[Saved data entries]
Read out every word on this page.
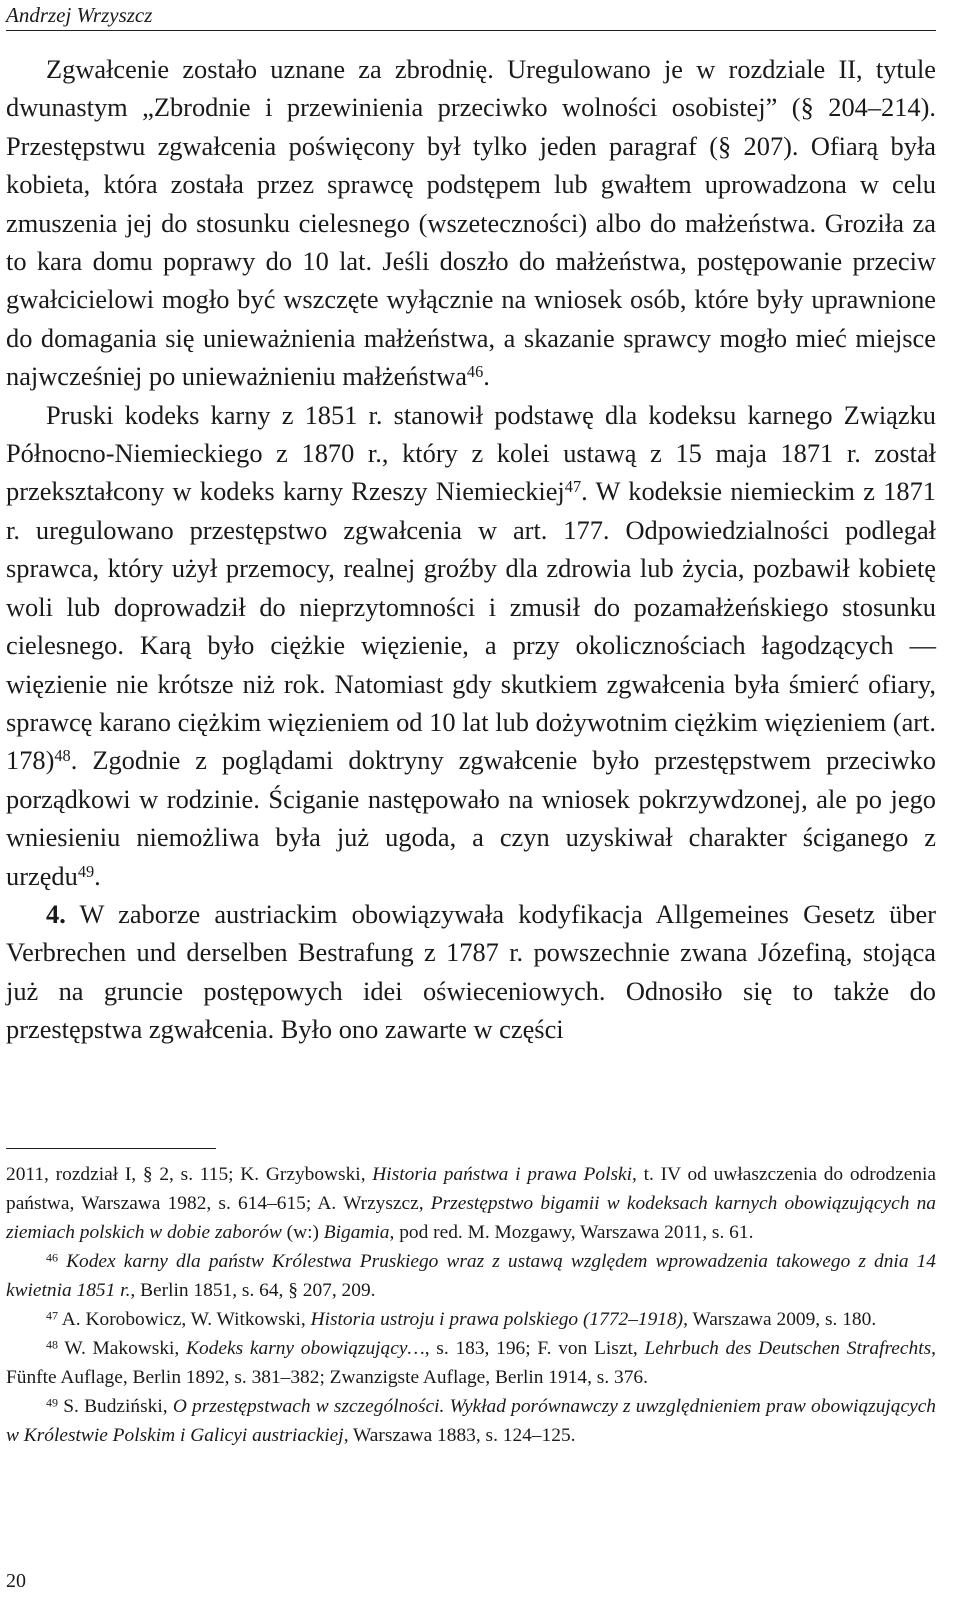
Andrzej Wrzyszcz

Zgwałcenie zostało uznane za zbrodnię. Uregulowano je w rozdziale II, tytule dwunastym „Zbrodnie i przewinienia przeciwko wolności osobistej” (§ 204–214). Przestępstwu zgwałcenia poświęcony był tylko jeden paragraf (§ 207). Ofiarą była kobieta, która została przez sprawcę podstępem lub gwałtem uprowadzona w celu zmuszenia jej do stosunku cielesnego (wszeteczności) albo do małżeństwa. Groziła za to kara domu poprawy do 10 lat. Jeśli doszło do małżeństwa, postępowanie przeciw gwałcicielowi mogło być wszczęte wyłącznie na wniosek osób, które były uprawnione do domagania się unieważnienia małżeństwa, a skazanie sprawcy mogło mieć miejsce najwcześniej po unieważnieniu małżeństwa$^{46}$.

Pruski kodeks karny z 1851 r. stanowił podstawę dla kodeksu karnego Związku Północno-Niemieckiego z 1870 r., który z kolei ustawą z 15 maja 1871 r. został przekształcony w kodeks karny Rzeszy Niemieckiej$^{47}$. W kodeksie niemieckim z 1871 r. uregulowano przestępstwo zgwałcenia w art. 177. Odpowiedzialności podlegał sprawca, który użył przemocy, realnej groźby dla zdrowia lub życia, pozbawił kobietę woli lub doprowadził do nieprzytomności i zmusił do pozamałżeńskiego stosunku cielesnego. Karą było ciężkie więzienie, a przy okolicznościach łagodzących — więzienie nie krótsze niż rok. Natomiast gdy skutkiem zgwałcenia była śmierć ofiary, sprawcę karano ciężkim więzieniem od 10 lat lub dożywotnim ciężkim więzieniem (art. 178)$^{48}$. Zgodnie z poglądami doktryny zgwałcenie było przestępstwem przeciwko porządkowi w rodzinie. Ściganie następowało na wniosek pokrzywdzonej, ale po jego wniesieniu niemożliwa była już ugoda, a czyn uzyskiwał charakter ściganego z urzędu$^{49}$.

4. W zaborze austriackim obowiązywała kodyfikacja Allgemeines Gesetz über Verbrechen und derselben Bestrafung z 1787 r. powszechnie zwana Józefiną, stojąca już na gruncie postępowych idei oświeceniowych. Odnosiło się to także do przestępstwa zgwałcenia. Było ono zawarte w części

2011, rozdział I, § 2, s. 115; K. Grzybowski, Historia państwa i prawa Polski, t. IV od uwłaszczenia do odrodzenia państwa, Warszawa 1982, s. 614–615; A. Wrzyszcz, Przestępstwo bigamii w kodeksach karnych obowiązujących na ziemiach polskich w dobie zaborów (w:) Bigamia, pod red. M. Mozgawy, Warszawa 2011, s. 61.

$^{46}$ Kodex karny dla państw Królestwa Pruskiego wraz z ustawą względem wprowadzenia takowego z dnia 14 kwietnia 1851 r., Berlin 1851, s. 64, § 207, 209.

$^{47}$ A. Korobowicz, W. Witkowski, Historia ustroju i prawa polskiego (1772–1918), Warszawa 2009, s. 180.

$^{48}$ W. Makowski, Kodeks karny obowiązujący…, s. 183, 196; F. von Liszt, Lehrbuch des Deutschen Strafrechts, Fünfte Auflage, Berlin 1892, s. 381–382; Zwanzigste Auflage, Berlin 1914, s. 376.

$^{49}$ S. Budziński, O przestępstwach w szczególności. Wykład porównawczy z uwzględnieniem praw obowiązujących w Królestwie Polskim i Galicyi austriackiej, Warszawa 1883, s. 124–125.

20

---

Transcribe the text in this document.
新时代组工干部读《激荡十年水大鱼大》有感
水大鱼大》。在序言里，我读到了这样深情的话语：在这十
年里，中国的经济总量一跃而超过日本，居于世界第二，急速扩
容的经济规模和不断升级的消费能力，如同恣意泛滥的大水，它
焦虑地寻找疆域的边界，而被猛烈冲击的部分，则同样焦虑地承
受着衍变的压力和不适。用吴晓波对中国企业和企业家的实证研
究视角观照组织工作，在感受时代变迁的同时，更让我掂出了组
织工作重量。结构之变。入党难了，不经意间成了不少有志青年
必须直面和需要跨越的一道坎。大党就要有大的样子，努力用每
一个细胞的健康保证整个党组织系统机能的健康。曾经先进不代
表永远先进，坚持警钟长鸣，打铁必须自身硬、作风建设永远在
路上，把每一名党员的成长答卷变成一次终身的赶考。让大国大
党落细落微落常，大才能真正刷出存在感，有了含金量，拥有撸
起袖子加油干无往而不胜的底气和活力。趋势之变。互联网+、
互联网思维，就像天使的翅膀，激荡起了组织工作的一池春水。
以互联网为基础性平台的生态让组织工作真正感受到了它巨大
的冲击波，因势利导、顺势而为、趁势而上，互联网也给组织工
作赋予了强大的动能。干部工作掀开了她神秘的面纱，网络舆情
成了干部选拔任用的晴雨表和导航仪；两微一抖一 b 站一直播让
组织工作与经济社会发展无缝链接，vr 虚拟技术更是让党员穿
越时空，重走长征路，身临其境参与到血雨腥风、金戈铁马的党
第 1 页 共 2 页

---

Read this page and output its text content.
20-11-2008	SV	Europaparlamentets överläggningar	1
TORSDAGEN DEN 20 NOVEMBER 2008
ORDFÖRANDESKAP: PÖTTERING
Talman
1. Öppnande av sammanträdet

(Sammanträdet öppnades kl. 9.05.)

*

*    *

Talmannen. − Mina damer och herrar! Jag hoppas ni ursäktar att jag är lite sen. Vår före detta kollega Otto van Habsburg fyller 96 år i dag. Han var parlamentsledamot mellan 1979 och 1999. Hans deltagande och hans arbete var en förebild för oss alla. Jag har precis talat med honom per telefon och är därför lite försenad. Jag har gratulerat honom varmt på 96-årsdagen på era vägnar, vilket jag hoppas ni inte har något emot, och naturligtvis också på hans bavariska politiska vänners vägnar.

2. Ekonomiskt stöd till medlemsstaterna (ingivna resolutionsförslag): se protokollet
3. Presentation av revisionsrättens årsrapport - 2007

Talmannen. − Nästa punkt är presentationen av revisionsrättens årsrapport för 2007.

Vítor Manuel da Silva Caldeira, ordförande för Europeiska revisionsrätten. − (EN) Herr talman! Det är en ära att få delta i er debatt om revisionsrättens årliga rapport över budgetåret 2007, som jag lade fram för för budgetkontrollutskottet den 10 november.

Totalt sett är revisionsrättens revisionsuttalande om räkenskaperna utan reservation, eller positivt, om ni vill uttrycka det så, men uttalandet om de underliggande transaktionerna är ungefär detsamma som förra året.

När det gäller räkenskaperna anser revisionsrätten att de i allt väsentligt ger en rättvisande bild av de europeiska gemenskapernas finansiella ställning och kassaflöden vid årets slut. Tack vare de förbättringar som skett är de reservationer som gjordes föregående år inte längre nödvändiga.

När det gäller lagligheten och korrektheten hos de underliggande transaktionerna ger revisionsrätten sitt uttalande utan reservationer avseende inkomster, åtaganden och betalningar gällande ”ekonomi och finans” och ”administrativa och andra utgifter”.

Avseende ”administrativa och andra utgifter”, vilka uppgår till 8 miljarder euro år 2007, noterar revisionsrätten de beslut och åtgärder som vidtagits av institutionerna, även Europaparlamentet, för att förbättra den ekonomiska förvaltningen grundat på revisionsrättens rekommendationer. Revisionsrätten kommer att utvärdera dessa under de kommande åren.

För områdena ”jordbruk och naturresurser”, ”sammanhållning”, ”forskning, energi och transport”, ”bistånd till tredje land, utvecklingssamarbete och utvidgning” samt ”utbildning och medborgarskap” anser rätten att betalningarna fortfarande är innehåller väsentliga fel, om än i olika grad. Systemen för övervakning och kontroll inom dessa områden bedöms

**Do this**
Check each line of the material above for "Historia" and say how many lines contain it, giving the number alone.

**Result of the exercise**
2